TASK TO COMPLETE.
In the records below, switch every instance of "unlabeled" to "unassigned" and write out all the lines again with nothing else changed.

MATERIAL TO PROCESS.
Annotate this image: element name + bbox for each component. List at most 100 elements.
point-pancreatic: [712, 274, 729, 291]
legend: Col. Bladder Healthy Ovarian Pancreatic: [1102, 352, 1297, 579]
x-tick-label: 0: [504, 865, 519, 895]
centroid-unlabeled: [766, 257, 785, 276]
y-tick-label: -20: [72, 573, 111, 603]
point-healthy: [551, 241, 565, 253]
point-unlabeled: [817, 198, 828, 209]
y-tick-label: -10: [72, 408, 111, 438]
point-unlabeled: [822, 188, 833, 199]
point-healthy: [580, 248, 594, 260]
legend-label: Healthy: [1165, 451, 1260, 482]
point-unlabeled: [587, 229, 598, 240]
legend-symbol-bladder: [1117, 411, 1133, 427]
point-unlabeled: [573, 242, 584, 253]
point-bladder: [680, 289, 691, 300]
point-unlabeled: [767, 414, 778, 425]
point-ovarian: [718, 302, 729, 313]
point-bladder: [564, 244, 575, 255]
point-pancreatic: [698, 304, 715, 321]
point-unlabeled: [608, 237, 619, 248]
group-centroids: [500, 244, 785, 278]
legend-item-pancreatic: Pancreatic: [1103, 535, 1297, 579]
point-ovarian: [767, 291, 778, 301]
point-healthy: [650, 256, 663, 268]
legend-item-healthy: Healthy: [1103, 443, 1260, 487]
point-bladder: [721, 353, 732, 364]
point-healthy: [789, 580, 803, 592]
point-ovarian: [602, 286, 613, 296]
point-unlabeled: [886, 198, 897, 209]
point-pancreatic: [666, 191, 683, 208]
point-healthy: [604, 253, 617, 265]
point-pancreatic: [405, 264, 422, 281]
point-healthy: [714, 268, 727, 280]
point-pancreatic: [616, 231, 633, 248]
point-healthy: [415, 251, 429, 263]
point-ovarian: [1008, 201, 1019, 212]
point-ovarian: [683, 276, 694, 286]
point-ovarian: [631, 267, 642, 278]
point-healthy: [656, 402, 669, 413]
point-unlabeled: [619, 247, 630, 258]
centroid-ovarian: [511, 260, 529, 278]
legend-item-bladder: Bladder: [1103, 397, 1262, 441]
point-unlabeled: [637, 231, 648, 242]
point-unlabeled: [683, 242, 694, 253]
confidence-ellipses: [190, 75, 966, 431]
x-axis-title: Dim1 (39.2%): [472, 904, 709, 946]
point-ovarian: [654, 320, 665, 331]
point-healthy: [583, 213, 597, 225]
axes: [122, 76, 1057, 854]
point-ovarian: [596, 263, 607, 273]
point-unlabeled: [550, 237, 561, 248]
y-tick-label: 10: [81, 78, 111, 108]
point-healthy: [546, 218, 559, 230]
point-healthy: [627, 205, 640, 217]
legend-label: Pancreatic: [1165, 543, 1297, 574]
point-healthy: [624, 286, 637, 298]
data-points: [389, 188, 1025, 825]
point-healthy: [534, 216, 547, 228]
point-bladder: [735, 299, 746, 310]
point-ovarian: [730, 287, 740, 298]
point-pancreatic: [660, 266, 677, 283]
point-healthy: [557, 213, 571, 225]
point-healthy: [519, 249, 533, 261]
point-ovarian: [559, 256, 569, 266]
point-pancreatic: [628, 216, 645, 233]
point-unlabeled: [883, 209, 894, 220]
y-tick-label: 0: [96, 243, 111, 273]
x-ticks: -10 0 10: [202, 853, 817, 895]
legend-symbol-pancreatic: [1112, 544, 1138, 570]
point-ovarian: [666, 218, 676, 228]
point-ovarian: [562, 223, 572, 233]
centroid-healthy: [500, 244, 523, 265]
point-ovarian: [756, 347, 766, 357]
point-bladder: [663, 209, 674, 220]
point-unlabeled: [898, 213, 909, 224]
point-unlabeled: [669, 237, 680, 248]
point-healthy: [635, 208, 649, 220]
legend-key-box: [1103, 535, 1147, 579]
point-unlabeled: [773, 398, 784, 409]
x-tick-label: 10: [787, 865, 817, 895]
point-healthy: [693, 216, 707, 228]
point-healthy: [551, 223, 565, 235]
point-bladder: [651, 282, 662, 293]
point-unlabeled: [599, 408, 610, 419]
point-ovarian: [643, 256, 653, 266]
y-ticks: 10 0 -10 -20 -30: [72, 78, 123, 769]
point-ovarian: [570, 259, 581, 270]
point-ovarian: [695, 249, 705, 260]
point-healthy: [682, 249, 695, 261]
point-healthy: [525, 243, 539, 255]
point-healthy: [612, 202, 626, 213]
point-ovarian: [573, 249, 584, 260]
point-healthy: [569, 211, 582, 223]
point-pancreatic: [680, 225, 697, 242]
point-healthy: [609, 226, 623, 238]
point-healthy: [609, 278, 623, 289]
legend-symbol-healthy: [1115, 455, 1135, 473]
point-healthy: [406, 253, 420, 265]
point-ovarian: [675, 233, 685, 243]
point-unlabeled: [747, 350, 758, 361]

FINAL ANSWER.
Annotate this image: element name + bbox for each component. List at most 100 elements.
point-pancreatic: [712, 274, 729, 291]
legend: Col. Bladder Healthy Ovarian Pancreatic: [1102, 352, 1297, 579]
x-tick-label: 0: [504, 865, 519, 895]
centroid-unassigned: [766, 257, 785, 276]
y-tick-label: -20: [72, 573, 111, 603]
point-healthy: [551, 241, 565, 253]
point-unassigned: [817, 198, 828, 209]
y-tick-label: -10: [72, 408, 111, 438]
point-unassigned: [822, 188, 833, 199]
point-healthy: [580, 248, 594, 260]
legend-label: Healthy: [1165, 451, 1260, 482]
point-unassigned: [587, 229, 598, 240]
legend-symbol-bladder: [1117, 411, 1133, 427]
point-unassigned: [573, 242, 584, 253]
point-bladder: [680, 289, 691, 300]
point-unassigned: [767, 414, 778, 425]
point-ovarian: [718, 302, 729, 313]
point-bladder: [564, 244, 575, 255]
point-pancreatic: [698, 304, 715, 321]
point-unassigned: [608, 237, 619, 248]
group-centroids: [500, 244, 785, 278]
legend-item-pancreatic: Pancreatic: [1103, 535, 1297, 579]
point-ovarian: [767, 291, 778, 301]
point-healthy: [650, 256, 663, 268]
legend-item-healthy: Healthy: [1103, 443, 1260, 487]
point-bladder: [721, 353, 732, 364]
point-healthy: [789, 580, 803, 592]
point-ovarian: [602, 286, 613, 296]
point-unassigned: [886, 198, 897, 209]
point-pancreatic: [666, 191, 683, 208]
point-healthy: [604, 253, 617, 265]
point-pancreatic: [405, 264, 422, 281]
point-healthy: [714, 268, 727, 280]
point-pancreatic: [616, 231, 633, 248]
point-healthy: [415, 251, 429, 263]
point-ovarian: [1008, 201, 1019, 212]
point-ovarian: [683, 276, 694, 286]
point-ovarian: [631, 267, 642, 278]
point-healthy: [656, 402, 669, 413]
point-unassigned: [619, 247, 630, 258]
centroid-ovarian: [511, 260, 529, 278]
legend-item-bladder: Bladder: [1103, 397, 1262, 441]
point-unassigned: [637, 231, 648, 242]
point-unassigned: [683, 242, 694, 253]
confidence-ellipses: [190, 75, 966, 431]
x-axis-title: Dim1 (39.2%): [472, 904, 709, 946]
point-ovarian: [654, 320, 665, 331]
point-healthy: [583, 213, 597, 225]
axes: [122, 76, 1057, 854]
point-ovarian: [596, 263, 607, 273]
point-unassigned: [550, 237, 561, 248]
y-tick-label: 10: [81, 78, 111, 108]
point-healthy: [546, 218, 559, 230]
point-healthy: [627, 205, 640, 217]
legend-label: Pancreatic: [1165, 543, 1297, 574]
point-healthy: [624, 286, 637, 298]
data-points: [389, 188, 1025, 825]
point-healthy: [534, 216, 547, 228]
point-bladder: [735, 299, 746, 310]
point-ovarian: [730, 287, 740, 298]
point-pancreatic: [660, 266, 677, 283]
point-healthy: [557, 213, 571, 225]
point-healthy: [519, 249, 533, 261]
point-ovarian: [559, 256, 569, 266]
point-pancreatic: [628, 216, 645, 233]
point-unassigned: [883, 209, 894, 220]
y-tick-label: 0: [96, 243, 111, 273]
x-ticks: -10 0 10: [202, 853, 817, 895]
legend-symbol-pancreatic: [1112, 544, 1138, 570]
point-ovarian: [666, 218, 676, 228]
point-ovarian: [562, 223, 572, 233]
centroid-healthy: [500, 244, 523, 265]
point-ovarian: [756, 347, 766, 357]
point-bladder: [663, 209, 674, 220]
point-unassigned: [898, 213, 909, 224]
point-unassigned: [669, 237, 680, 248]
point-healthy: [635, 208, 649, 220]
legend-key-box: [1103, 535, 1147, 579]
point-unassigned: [773, 398, 784, 409]
x-tick-label: 10: [787, 865, 817, 895]
point-healthy: [693, 216, 707, 228]
point-healthy: [551, 223, 565, 235]
point-bladder: [651, 282, 662, 293]
point-unassigned: [599, 408, 610, 419]
point-ovarian: [643, 256, 653, 266]
y-ticks: 10 0 -10 -20 -30: [72, 78, 123, 769]
point-ovarian: [570, 259, 581, 270]
point-ovarian: [695, 249, 705, 260]
point-healthy: [682, 249, 695, 261]
point-healthy: [525, 243, 539, 255]
point-healthy: [612, 202, 626, 213]
point-ovarian: [573, 249, 584, 260]
point-healthy: [569, 211, 582, 223]
point-pancreatic: [680, 225, 697, 242]
point-healthy: [609, 226, 623, 238]
point-healthy: [609, 278, 623, 289]
legend-symbol-healthy: [1115, 455, 1135, 473]
point-healthy: [406, 253, 420, 265]
point-ovarian: [675, 233, 685, 243]
point-unassigned: [747, 350, 758, 361]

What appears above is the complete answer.